EXERCISE DESCRIPTION:
Look through the data below and return each line where "nhau" appears.

==== RECORDS TO PROCESS ====

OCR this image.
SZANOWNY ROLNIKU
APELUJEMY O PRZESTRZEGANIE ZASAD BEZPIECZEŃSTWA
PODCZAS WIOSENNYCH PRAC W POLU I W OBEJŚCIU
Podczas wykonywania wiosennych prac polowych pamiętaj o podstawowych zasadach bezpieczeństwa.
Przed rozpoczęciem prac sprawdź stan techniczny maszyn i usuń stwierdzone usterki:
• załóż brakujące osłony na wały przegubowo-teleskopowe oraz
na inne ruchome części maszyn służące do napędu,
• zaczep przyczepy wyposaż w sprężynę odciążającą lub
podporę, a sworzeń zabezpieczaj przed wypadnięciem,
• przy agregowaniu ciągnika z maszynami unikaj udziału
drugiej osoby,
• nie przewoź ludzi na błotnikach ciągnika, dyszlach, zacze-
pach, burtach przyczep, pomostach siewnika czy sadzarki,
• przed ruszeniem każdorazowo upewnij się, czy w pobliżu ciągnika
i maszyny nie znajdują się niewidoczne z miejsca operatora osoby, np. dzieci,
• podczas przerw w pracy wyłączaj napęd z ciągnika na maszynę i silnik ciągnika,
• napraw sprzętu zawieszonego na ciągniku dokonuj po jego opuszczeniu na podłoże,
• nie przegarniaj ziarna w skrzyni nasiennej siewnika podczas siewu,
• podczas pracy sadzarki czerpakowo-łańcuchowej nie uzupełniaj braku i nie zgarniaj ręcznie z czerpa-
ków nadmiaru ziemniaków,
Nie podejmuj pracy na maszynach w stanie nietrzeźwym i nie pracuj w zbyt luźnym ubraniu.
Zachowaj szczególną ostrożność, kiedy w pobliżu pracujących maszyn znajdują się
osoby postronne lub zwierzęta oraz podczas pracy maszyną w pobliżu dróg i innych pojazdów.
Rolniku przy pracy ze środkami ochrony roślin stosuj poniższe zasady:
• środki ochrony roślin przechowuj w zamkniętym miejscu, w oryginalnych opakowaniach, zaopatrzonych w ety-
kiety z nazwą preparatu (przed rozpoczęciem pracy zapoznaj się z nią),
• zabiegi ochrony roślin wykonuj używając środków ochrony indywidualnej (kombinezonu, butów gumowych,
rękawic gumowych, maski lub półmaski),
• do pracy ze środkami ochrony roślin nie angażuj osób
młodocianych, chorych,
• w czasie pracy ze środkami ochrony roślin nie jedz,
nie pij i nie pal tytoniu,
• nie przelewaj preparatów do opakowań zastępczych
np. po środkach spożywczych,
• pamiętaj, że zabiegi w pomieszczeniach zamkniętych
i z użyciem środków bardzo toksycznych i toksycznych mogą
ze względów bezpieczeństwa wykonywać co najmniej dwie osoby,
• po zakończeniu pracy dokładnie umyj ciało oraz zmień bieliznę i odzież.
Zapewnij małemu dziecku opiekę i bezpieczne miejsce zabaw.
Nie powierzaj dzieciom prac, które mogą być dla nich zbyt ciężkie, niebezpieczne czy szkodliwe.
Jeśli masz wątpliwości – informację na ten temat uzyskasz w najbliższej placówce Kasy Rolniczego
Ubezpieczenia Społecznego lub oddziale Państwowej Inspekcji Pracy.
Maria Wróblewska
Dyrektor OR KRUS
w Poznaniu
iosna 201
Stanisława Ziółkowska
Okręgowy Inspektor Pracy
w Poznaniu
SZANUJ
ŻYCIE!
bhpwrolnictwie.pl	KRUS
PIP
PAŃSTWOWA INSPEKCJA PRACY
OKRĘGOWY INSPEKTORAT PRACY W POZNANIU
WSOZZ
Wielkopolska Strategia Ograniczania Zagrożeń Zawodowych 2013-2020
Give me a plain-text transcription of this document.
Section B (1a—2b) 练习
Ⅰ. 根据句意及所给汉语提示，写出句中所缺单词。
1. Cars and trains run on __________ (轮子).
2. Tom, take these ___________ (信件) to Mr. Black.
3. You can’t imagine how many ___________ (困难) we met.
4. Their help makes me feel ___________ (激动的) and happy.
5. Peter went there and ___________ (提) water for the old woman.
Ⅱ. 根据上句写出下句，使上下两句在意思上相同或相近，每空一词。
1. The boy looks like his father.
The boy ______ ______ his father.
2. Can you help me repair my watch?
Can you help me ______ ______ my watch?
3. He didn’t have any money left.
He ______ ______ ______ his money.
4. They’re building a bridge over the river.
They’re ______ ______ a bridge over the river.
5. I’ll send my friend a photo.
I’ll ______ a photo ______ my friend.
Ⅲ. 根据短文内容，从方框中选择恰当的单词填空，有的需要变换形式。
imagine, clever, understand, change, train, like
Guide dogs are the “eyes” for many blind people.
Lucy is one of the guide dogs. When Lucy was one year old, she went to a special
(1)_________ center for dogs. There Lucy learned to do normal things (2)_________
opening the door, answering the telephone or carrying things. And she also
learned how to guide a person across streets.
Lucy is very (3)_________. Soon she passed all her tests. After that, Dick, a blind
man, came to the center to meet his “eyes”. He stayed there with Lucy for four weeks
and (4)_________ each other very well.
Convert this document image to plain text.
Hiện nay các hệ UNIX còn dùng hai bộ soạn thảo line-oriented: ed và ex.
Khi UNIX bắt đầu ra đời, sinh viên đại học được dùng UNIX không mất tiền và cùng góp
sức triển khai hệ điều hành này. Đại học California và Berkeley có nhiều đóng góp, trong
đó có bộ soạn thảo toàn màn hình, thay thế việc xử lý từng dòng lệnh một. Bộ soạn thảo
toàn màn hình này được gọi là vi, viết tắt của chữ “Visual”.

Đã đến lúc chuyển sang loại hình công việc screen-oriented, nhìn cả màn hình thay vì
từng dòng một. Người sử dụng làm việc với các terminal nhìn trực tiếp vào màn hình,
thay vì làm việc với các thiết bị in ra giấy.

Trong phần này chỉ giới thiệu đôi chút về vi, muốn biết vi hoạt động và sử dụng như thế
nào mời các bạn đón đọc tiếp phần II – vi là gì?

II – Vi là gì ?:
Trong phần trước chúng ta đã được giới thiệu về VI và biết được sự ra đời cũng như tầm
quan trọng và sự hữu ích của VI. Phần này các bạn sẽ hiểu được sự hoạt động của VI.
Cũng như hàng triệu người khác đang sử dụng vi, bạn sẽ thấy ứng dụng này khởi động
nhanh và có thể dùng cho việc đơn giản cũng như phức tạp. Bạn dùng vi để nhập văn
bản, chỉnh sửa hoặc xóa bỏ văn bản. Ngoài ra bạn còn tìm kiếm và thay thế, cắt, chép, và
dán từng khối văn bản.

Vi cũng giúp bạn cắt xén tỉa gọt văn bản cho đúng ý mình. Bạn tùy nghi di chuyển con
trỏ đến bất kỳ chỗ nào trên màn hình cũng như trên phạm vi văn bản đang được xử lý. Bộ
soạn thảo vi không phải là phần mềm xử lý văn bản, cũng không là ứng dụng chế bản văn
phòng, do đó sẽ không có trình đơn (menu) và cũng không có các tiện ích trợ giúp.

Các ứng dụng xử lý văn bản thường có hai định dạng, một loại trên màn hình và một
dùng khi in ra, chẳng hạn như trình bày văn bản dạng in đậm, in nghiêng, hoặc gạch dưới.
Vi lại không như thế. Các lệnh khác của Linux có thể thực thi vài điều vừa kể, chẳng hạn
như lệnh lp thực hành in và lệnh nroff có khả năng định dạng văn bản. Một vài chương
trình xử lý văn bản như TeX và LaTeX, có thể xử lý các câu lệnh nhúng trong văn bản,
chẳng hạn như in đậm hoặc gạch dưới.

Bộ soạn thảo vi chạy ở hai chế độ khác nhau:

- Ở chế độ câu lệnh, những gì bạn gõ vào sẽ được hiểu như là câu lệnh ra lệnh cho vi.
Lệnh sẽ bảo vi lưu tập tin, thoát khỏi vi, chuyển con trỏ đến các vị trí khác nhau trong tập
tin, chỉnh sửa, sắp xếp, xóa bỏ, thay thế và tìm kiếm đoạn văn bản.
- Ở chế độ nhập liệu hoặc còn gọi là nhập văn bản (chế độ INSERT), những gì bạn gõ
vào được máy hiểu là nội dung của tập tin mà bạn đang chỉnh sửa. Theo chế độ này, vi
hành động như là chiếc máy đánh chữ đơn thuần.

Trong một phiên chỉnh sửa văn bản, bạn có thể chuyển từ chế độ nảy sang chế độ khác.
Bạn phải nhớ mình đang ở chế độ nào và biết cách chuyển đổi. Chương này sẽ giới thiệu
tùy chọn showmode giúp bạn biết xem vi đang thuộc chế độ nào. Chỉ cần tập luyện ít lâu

====

EXERCISE ANSWER:
Bộ soạn thảo vi chạy ở hai chế độ khác nhau:
Lệnh sẽ bảo vi lưu tập tin, thoát khỏi vi, chuyển con trỏ đến các vị trí khác nhau trong tập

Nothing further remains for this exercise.